Stored records
^^^^^^^^^^^^^^^^
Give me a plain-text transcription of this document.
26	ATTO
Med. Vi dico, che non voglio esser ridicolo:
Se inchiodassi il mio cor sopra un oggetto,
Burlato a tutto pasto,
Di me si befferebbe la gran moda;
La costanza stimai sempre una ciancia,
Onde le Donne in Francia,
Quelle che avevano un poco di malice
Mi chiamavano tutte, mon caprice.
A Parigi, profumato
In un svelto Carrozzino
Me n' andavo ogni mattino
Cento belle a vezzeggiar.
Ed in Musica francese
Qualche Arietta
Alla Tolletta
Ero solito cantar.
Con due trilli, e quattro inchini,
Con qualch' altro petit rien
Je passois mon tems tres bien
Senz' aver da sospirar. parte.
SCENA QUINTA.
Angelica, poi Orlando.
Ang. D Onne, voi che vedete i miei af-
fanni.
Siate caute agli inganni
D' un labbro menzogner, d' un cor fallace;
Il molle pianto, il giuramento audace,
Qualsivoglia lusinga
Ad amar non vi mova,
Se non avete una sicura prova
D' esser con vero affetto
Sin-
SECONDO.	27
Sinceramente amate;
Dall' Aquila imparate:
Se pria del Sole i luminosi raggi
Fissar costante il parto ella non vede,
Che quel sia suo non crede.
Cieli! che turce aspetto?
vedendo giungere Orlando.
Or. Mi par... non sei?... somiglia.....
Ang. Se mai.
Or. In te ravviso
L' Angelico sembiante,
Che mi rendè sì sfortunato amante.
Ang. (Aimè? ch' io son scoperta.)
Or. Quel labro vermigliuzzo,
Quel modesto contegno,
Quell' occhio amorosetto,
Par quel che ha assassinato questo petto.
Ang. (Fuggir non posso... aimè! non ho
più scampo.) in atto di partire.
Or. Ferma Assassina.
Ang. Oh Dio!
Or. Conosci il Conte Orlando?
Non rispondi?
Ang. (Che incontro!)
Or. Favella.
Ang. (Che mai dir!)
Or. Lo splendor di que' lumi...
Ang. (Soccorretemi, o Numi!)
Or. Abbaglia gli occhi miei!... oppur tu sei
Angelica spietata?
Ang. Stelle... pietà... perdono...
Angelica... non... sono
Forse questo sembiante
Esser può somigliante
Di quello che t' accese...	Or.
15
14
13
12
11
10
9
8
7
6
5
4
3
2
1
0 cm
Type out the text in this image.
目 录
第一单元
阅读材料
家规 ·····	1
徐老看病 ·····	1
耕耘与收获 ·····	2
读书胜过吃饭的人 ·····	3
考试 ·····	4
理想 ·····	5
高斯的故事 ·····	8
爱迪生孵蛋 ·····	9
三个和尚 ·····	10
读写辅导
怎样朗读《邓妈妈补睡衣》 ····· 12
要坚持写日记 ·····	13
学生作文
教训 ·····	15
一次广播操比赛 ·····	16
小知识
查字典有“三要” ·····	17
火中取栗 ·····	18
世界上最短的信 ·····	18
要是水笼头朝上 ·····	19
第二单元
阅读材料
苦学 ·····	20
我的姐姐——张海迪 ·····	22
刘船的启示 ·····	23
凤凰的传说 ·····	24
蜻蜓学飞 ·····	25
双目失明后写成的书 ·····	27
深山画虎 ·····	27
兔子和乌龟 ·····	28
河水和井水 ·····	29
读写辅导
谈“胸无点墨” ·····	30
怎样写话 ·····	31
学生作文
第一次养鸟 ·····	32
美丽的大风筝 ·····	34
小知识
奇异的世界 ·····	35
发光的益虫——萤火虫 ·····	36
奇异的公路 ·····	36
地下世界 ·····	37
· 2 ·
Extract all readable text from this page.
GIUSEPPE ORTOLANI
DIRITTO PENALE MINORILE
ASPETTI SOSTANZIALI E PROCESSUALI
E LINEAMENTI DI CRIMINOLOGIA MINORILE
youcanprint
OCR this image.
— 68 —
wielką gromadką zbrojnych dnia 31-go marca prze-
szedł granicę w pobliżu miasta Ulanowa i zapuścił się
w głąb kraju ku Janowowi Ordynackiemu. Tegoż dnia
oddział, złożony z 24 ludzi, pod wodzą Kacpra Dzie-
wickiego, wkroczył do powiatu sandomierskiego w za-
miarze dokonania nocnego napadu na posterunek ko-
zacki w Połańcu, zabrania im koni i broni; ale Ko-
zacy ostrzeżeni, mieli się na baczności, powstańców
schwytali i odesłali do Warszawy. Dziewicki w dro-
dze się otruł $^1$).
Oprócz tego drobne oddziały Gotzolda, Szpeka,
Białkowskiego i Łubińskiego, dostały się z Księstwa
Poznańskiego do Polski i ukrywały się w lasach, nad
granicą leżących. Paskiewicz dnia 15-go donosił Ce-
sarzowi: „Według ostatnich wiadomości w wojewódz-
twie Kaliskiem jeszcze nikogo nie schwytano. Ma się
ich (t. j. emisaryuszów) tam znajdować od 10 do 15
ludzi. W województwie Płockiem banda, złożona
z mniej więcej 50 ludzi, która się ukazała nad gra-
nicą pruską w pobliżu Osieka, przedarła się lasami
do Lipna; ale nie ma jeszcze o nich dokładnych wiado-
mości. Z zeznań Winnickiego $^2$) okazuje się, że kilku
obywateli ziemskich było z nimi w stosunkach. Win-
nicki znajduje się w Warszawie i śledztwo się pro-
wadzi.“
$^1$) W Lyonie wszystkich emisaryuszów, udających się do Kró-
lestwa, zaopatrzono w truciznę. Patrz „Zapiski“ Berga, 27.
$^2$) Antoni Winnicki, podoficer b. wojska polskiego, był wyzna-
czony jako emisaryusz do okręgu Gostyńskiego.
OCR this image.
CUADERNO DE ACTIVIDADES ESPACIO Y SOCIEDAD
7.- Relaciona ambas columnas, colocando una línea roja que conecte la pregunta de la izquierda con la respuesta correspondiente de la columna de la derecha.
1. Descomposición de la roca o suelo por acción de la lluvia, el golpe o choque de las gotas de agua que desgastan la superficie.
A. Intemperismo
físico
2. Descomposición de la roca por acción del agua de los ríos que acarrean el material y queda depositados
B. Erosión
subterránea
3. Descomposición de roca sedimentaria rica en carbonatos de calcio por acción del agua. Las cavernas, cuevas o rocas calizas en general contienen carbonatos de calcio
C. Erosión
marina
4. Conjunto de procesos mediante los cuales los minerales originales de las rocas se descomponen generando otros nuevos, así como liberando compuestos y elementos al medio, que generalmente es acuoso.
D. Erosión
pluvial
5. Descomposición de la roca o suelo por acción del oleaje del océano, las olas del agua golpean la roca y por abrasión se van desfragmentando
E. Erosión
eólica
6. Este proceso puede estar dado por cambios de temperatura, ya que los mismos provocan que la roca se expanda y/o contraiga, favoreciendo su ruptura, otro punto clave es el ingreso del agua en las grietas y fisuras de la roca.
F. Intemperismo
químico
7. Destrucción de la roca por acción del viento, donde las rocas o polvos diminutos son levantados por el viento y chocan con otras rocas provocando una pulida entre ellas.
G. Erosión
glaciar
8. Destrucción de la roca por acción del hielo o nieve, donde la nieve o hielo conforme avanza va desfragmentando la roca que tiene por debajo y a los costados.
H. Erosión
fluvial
^^^^^^^^^^^^^^^^
[SET EXERCISE]
Your answer should be a single number: the count of lines in the listing that contain the word "Orlando".

[ANSWER TO THE TASK]
3